Loewen is right. In an effort to entice purchases, most textbooks come with ancillary readings and lectures.
“I actually like some of the ancillary readings, but there’s no time to read them because the textbooks themselves now average about 1,152 pages,” Loewen says. “Teachers who feel, ‘Well, we’ve got to read the darn thing because we have it,’ they don’t have time to read anything else.”
Loewen tells me another interesting reason why textbooks are growing larger: “They meet a certain need, but it’s a need that should not exist. It is the need of teachers who are not, first and foremost, teachers of history or social studies. They are, first and foremost, perhaps PE teachers.”
Loewen puts it more harshly than I, but I can’t help but feel that he’s right. I’m not sure who’s to blame: a unprepared teacher or the administration for putting an unqualified individual in this position. Perhaps both. Whatever the case, students recognize teachers who don’t know their stuff—and both sides suffer.
“I sometimes hold up my book, Lies My Teacher Told Me, in front of audiences and say, ‘I could have subtitled this Revenge against Coach DeMoulin,’” Loewen says. “He was my US history teacher in Illinois years ago, and he was the basketball coach. He knew full well that he didn’t care how he taught American history, that the school system didn’t care about how he taught American history. He was hired and fired on the basis of the won loss record of the basketball team.”
In the interest of full-disclosure, I’m almost ashamed to admit that I have my honors students purchase a significantly slimmed-down version of Brinkley’s AP textbook. It’s still over 800 pages, but the pages are much smaller (not that this makes it any less of a textbook).

● **THINGS TO DO**:
[1] According to Loewen in the excerpt about history textbooks, why is there no time to read the ancillary readings that come with them?
[2] Continue the passage about history textbooks from its last sentence.

● **INFORMATION GIVEN**:
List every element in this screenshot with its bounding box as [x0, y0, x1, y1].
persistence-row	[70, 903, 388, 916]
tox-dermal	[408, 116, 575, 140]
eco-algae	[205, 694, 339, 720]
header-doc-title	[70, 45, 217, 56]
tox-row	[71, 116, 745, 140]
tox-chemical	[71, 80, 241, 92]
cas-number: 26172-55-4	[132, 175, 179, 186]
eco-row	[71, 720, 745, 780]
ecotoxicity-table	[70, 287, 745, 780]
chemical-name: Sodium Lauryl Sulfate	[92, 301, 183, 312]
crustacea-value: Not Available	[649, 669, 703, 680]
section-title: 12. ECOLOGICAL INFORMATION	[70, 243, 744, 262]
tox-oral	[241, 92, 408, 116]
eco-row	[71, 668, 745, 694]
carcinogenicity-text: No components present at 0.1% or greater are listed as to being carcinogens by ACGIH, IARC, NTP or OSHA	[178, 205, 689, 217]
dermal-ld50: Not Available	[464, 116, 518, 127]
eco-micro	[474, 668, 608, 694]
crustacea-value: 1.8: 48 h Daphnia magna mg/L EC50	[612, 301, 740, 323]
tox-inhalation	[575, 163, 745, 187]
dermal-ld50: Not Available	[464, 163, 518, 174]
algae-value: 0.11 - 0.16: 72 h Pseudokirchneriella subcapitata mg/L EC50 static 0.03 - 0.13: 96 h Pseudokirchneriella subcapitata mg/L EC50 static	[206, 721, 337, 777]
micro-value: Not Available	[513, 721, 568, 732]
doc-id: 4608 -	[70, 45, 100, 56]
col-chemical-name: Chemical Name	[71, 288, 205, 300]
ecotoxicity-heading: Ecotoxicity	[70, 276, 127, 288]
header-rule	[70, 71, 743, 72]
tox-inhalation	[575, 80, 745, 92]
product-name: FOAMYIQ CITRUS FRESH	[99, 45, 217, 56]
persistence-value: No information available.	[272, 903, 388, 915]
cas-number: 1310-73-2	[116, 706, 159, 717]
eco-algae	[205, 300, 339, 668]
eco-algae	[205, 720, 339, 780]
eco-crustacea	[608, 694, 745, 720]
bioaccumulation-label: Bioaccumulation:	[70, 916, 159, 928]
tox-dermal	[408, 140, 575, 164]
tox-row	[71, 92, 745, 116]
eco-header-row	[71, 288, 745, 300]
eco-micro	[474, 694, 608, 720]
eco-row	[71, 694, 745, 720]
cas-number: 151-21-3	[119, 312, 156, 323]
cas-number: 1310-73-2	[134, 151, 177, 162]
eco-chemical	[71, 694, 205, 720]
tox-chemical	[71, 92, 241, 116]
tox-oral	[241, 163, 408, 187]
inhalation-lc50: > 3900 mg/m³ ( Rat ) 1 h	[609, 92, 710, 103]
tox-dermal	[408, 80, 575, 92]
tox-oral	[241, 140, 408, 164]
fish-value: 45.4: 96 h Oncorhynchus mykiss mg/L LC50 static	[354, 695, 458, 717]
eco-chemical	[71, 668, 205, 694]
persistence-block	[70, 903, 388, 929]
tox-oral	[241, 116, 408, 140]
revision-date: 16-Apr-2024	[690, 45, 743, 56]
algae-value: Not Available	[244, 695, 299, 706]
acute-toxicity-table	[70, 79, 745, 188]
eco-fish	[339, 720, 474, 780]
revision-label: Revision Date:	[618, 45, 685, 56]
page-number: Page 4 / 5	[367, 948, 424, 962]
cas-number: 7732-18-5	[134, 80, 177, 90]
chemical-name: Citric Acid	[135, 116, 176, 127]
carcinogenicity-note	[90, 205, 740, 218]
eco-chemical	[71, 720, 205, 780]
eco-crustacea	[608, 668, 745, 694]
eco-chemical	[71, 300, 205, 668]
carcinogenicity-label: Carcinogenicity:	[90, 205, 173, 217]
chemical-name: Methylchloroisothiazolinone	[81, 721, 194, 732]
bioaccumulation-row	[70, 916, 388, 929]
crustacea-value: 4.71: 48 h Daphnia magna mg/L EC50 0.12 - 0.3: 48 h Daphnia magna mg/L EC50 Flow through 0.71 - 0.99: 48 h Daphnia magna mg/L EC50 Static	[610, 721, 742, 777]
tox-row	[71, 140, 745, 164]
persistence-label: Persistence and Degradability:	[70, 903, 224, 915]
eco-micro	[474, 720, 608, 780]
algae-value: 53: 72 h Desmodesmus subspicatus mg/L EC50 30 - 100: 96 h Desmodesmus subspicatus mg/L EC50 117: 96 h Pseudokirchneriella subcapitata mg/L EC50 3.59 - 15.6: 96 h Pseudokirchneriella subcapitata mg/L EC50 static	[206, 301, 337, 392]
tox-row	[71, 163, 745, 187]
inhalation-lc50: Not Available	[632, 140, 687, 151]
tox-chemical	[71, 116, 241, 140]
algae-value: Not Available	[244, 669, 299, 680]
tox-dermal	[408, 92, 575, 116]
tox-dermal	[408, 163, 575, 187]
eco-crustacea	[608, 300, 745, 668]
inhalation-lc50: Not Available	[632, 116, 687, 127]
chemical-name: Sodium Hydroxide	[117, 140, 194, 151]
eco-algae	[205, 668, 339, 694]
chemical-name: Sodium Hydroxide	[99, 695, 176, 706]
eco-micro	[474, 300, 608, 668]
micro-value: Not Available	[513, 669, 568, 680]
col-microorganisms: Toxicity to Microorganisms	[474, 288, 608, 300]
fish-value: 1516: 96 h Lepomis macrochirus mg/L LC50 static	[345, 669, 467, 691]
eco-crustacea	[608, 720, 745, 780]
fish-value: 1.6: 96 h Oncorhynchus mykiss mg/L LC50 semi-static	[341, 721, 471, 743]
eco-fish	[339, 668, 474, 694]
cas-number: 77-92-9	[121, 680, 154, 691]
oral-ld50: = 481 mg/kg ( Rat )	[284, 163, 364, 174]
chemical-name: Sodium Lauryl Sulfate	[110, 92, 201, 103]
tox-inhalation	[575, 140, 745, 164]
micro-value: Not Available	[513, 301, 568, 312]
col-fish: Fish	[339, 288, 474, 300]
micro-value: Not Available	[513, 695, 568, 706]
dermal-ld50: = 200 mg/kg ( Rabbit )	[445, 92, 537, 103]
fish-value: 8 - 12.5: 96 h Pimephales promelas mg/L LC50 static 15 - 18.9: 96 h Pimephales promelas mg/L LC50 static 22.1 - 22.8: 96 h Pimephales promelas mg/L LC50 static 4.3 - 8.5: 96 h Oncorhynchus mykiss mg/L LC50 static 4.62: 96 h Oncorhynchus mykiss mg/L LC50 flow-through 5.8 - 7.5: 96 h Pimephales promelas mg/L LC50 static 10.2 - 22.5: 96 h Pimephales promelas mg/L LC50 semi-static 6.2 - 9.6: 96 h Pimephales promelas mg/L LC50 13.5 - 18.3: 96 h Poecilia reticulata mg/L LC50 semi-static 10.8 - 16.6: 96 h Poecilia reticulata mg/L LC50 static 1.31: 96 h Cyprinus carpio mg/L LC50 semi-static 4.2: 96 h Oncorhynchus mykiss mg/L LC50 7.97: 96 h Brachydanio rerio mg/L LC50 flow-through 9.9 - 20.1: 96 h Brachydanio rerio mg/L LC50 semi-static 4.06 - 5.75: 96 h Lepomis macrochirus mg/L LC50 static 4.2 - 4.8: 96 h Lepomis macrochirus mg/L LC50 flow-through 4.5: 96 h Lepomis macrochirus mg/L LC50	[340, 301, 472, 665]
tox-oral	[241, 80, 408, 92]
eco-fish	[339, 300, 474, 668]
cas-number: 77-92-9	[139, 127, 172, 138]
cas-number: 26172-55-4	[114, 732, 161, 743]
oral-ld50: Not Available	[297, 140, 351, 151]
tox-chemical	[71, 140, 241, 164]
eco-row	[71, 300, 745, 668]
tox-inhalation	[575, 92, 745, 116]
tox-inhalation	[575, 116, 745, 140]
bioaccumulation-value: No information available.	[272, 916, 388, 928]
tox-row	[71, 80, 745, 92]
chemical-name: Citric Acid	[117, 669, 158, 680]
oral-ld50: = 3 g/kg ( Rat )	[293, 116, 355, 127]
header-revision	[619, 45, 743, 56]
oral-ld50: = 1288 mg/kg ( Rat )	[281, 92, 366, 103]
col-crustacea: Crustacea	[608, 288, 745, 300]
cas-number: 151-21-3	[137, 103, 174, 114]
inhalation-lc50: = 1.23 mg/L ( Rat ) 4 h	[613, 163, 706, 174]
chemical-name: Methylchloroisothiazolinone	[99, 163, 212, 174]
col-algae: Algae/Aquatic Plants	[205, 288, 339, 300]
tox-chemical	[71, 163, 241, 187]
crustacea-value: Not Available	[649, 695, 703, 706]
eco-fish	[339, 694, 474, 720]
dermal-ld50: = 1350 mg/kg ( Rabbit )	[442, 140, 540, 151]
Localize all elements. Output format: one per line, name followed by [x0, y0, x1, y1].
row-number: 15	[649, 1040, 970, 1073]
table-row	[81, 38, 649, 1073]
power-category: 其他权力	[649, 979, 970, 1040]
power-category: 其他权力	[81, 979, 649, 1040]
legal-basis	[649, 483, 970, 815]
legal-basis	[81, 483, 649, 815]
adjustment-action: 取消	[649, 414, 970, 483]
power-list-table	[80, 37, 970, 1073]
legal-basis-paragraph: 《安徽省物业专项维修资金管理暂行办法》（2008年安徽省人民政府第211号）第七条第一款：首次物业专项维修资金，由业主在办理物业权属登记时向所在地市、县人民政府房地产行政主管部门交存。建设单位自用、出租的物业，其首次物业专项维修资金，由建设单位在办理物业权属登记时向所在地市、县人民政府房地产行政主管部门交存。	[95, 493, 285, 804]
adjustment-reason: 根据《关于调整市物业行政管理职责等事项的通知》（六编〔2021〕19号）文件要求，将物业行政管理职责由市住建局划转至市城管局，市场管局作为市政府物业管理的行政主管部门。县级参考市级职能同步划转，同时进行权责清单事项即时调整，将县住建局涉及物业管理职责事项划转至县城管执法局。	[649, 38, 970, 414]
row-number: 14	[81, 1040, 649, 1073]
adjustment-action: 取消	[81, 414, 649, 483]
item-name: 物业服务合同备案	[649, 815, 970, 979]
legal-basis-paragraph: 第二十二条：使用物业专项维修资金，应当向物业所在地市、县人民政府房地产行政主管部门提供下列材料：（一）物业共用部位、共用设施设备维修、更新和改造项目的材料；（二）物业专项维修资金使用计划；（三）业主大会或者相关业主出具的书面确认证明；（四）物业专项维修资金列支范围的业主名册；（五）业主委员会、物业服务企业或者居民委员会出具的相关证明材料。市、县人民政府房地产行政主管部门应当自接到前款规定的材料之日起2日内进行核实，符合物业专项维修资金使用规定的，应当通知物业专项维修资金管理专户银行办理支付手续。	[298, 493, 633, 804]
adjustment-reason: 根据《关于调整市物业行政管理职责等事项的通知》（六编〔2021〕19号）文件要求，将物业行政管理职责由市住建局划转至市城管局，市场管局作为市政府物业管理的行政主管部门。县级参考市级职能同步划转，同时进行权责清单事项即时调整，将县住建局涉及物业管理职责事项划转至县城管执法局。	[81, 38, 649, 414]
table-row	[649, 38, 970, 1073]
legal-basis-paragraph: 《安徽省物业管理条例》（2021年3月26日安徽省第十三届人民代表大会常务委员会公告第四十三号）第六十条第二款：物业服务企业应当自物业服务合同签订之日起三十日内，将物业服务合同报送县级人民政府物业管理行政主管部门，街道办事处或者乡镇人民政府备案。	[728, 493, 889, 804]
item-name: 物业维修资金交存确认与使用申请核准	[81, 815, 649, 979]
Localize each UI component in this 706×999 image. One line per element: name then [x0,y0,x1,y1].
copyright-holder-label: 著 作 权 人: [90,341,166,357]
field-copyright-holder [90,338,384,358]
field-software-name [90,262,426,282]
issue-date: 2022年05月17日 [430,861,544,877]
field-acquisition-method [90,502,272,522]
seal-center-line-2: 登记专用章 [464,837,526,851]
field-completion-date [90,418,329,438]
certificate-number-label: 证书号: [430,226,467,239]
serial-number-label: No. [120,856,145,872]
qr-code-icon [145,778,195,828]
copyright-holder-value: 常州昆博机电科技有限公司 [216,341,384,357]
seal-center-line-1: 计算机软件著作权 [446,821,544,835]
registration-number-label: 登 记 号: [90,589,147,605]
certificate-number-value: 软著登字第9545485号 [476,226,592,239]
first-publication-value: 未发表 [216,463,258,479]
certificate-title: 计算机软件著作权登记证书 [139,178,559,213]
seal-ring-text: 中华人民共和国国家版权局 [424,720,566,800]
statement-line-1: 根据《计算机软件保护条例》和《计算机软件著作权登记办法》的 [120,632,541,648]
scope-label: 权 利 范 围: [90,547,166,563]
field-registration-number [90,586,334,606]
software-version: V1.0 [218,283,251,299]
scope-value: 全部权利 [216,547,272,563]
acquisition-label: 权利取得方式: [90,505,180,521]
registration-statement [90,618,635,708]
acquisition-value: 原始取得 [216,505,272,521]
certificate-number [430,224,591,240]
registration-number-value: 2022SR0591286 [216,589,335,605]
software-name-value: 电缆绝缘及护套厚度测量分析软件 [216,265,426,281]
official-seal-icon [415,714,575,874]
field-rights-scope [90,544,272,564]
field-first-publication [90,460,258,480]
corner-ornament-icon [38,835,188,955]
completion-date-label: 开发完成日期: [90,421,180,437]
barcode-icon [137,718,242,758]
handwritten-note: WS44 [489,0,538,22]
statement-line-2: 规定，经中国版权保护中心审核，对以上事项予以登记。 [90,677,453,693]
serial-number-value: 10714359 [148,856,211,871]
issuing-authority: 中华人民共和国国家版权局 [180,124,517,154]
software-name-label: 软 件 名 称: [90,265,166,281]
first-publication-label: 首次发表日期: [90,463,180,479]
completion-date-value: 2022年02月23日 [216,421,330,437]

● **PER-TASK OUTPUTS**:
[1] The textbooks themselves now average about 1,152 pages. Teachers who feel they have to read the whole textbook because they have it are left with no time to read anything else.

[2]
But I don’t over-rely on Brinkley, and sometimes not at all. I constantly provide students with supplemental readings, and I never have them answer prepackaged questions.
I muster the courage to ask Loewen if he finds any redeeming qualities in textbooks.
“There’s a number of students, maybe something in the neighborhood of one third, certainly more than a fourth, who have trouble thinking chronologically. I have a gimmick or two that I suggest to deal with that. But a textbook helps, too,” Loewen says.
All the same, Loewen doesn’t suggest buying huge, expensive books. Instead, he says that teachers could consider purchasing 300-page paperbacks that provide a decent chronology—like the kind immigrants study for the naturalization exam. But if teachers still wish to use a traditional textbook, Loewen says that even those can be helpful, under the right circumstances.
“If the teacher makes a really good point showing where the textbook’s wrong, or if he, the student, thinks that the textbook’s wrong, they can write in the margin,” Loewen says. “This increases the value of the text. It doesn’t decrease it.”
Instead of textbooks, I ask Loewen what sources he thinks teachers could and should use, or at least rely more heavily upon. He tells me about an e-mail he received several years ago from a then new teacher in rural Illinois.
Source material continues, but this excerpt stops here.